Extracts from a graphics dataset
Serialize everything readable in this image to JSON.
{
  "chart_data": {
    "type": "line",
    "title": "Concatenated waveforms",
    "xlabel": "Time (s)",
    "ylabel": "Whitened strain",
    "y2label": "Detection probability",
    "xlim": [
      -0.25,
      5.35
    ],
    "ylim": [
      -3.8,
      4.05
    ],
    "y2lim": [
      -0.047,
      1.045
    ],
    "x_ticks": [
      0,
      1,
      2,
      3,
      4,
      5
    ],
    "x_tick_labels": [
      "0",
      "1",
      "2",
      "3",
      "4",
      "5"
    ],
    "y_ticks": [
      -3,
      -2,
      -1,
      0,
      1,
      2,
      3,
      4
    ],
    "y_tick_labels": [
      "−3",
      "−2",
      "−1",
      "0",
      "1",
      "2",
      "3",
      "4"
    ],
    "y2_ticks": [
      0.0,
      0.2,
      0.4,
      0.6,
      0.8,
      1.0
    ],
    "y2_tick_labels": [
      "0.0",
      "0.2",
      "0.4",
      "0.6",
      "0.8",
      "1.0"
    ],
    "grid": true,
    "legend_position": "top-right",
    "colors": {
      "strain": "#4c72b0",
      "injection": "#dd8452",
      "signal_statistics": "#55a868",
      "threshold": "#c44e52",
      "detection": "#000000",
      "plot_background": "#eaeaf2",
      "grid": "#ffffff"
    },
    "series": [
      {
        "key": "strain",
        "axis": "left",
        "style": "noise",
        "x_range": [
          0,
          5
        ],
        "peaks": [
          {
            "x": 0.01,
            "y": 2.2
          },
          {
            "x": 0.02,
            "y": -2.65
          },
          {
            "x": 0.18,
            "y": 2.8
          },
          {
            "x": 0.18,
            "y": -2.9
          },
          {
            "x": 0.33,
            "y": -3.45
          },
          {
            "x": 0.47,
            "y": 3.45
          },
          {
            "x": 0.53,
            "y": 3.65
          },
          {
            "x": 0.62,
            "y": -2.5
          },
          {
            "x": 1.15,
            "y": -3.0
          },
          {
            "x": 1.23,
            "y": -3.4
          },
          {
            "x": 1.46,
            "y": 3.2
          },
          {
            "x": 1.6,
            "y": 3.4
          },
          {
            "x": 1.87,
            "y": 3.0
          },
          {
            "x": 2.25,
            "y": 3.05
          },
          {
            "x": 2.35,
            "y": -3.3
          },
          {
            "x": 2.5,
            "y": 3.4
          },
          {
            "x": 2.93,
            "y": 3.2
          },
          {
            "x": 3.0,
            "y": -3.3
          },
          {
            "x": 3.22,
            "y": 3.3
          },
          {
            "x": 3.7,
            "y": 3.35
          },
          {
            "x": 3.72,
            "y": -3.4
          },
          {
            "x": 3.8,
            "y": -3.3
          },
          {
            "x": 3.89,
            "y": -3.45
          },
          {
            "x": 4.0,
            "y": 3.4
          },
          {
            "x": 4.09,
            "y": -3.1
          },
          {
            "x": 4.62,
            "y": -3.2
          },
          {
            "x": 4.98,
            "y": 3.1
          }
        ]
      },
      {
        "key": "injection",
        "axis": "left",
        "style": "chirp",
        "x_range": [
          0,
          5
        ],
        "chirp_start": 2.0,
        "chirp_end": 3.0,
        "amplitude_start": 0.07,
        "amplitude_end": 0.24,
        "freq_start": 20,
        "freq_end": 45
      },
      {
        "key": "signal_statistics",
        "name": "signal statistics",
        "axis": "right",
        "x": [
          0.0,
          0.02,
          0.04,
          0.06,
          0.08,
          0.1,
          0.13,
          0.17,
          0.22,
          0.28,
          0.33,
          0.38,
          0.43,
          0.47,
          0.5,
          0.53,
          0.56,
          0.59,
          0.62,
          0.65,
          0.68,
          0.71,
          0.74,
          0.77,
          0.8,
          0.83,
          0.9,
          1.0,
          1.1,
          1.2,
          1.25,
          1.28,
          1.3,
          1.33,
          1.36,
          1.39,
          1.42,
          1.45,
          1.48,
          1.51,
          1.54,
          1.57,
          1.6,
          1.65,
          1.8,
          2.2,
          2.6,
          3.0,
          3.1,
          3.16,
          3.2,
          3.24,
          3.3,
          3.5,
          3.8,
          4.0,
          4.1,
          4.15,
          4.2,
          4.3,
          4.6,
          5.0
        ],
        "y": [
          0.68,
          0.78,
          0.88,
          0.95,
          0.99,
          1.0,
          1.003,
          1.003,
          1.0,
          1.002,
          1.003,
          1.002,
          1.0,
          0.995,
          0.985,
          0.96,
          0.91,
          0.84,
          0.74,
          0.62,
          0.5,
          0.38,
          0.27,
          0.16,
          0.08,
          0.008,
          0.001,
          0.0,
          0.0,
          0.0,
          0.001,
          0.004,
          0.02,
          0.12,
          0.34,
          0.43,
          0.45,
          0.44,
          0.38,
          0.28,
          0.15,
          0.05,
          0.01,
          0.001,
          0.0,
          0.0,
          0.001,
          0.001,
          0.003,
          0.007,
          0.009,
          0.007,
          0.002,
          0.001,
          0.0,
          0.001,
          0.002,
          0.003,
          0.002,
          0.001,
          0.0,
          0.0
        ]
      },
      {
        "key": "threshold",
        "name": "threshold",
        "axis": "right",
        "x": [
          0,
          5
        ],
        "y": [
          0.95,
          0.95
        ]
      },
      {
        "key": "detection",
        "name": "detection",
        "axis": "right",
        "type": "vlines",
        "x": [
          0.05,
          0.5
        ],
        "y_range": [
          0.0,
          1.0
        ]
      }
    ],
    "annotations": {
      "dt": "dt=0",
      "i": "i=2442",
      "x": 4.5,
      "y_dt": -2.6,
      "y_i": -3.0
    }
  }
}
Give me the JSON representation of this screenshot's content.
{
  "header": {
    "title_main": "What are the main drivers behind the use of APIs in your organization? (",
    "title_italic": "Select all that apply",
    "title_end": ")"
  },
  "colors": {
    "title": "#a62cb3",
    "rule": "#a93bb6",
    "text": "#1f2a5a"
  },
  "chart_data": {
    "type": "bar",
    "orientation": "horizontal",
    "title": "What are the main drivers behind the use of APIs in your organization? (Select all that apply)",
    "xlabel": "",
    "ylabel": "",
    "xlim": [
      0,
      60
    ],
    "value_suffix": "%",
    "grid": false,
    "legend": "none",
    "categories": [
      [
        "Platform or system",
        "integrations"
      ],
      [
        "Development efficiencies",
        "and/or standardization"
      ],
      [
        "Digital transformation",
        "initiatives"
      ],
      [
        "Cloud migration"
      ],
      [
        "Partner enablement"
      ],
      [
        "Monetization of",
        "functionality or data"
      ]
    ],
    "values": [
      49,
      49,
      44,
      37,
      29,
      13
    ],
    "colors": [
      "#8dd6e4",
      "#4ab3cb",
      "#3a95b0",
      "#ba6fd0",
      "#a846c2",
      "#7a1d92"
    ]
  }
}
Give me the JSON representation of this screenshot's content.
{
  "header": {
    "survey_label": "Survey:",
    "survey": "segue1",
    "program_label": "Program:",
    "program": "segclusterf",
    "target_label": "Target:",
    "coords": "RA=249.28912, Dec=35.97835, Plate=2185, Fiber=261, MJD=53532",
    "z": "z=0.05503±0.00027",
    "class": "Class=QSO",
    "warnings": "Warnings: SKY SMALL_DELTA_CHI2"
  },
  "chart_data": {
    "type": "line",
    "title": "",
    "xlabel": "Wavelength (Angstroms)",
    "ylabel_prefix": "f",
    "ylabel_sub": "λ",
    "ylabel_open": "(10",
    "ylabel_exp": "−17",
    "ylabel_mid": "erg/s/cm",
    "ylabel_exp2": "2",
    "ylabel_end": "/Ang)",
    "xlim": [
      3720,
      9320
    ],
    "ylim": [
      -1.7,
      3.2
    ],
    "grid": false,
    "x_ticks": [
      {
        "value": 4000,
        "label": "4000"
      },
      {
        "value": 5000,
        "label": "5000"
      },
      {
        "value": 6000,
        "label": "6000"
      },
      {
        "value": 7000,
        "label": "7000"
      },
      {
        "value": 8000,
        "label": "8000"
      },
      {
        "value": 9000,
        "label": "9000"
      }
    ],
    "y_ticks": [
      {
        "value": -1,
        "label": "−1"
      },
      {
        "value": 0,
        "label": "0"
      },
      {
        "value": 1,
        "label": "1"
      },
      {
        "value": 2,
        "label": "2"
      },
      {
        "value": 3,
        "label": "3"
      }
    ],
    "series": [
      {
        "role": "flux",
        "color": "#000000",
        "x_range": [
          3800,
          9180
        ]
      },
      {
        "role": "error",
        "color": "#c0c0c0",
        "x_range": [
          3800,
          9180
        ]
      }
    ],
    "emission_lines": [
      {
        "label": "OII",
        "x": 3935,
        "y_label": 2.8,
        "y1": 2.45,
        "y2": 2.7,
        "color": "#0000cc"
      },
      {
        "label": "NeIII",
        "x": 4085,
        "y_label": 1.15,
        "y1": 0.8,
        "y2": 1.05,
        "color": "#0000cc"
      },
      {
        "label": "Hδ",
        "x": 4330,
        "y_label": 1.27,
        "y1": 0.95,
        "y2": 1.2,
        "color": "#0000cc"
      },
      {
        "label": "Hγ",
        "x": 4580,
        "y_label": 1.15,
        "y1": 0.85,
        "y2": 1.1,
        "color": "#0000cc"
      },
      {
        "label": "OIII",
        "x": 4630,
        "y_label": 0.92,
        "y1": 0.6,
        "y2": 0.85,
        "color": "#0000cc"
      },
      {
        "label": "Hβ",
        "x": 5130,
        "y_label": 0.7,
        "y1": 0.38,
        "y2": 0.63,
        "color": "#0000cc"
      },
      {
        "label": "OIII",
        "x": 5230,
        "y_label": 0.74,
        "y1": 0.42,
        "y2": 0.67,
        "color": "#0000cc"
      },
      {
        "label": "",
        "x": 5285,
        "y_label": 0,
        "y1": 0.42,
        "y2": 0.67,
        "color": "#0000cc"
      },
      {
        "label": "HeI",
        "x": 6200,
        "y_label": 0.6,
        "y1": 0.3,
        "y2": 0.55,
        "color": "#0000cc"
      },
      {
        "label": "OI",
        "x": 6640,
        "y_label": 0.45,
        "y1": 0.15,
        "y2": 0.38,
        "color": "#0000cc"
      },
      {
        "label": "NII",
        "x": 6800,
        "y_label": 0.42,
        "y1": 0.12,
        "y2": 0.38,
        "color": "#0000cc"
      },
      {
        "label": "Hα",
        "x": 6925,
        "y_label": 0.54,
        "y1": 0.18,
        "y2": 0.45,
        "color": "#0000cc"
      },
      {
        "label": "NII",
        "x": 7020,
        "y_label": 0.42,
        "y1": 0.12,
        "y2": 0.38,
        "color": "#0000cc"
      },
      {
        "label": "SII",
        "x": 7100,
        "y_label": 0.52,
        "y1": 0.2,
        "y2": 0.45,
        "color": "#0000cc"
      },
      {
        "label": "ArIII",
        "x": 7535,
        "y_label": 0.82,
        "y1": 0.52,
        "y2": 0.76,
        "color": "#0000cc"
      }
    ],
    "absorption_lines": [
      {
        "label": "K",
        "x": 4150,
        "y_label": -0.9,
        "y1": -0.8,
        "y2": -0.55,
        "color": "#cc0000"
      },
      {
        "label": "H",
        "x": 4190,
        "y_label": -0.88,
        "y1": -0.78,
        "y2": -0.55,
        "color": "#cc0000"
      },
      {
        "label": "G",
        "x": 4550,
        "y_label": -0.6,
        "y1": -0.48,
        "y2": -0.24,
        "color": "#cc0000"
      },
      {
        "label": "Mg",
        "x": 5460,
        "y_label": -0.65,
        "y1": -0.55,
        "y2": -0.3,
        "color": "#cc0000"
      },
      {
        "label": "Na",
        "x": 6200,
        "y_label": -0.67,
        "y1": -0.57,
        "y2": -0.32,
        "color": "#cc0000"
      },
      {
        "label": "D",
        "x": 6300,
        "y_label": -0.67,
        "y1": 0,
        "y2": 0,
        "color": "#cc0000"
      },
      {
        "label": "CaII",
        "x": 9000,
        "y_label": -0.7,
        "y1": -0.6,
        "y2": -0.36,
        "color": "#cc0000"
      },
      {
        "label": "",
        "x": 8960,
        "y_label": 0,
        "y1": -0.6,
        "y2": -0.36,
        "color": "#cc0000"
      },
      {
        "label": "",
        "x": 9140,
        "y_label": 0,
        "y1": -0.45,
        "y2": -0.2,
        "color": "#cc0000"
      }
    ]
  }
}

Goal> Only the number is wanted: how many lines contain the string "apply"?

Task output> 2